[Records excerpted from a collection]
BEGIN

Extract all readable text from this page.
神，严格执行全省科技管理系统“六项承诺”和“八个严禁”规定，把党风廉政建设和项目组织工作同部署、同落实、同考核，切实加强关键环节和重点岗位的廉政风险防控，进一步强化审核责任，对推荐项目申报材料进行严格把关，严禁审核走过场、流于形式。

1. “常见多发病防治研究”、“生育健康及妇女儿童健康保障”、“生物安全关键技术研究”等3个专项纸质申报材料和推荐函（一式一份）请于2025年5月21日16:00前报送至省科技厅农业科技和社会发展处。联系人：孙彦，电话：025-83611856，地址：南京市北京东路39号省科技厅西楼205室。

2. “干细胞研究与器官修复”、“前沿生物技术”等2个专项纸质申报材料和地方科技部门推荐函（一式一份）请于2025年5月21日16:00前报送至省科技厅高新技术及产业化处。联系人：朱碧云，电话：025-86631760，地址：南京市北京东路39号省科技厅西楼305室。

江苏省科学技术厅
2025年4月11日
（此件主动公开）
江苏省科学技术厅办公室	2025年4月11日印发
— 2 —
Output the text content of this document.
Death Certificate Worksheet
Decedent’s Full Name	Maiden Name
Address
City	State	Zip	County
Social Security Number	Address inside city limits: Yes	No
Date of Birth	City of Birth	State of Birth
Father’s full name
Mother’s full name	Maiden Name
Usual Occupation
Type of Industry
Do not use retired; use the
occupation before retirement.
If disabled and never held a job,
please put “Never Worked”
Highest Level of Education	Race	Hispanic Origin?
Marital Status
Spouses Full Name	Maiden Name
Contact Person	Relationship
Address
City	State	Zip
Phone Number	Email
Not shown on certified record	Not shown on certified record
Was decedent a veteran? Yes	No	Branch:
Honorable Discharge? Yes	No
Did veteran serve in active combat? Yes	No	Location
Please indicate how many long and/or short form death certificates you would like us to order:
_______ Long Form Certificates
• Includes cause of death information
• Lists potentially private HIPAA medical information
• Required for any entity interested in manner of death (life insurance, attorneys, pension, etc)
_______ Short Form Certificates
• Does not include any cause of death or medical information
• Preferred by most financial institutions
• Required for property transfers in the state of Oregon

END

The records above should be duplicated in full, exactly as given.

Extract all readable text from this page.
神，严格执行全省科技管理系统“六项承诺”和“八个严禁”规定，把党风廉政建设和项目组织工作同部署、同落实、同考核，切实加强关键环节和重点岗位的廉政风险防控，进一步强化审核责任，对推荐项目申报材料进行严格把关，严禁审核走过场、流于形式。

1. “常见多发病防治研究”、“生育健康及妇女儿童健康保障”、“生物安全关键技术研究”等3个专项纸质申报材料和推荐函（一式一份）请于2025年5月21日16:00前报送至省科技厅农业科技和社会发展处。联系人：孙彦，电话：025-83611856，地址：南京市北京东路39号省科技厅西楼205室。

2. “干细胞研究与器官修复”、“前沿生物技术”等2个专项纸质申报材料和地方科技部门推荐函（一式一份）请于2025年5月21日16:00前报送至省科技厅高新技术及产业化处。联系人：朱碧云，电话：025-86631760，地址：南京市北京东路39号省科技厅西楼305室。

江苏省科学技术厅
2025年4月11日
（此件主动公开）
江苏省科学技术厅办公室	2025年4月11日印发
— 2 —
Output the text content of this document.
Death Certificate Worksheet
Decedent’s Full Name	Maiden Name
Address
City	State	Zip	County
Social Security Number	Address inside city limits: Yes	No
Date of Birth	City of Birth	State of Birth
Father’s full name
Mother’s full name	Maiden Name
Usual Occupation
Type of Industry
Do not use retired; use the
occupation before retirement.
If disabled and never held a job,
please put “Never Worked”
Highest Level of Education	Race	Hispanic Origin?
Marital Status
Spouses Full Name	Maiden Name
Contact Person	Relationship
Address
City	State	Zip
Phone Number	Email
Not shown on certified record	Not shown on certified record
Was decedent a veteran? Yes	No	Branch:
Honorable Discharge? Yes	No
Did veteran serve in active combat? Yes	No	Location
Please indicate how many long and/or short form death certificates you would like us to order:
_______ Long Form Certificates
• Includes cause of death information
• Lists potentially private HIPAA medical information
• Required for any entity interested in manner of death (life insurance, attorneys, pension, etc)
_______ Short Form Certificates
• Does not include any cause of death or medical information
• Preferred by most financial institutions
• Required for property transfers in the state of Oregon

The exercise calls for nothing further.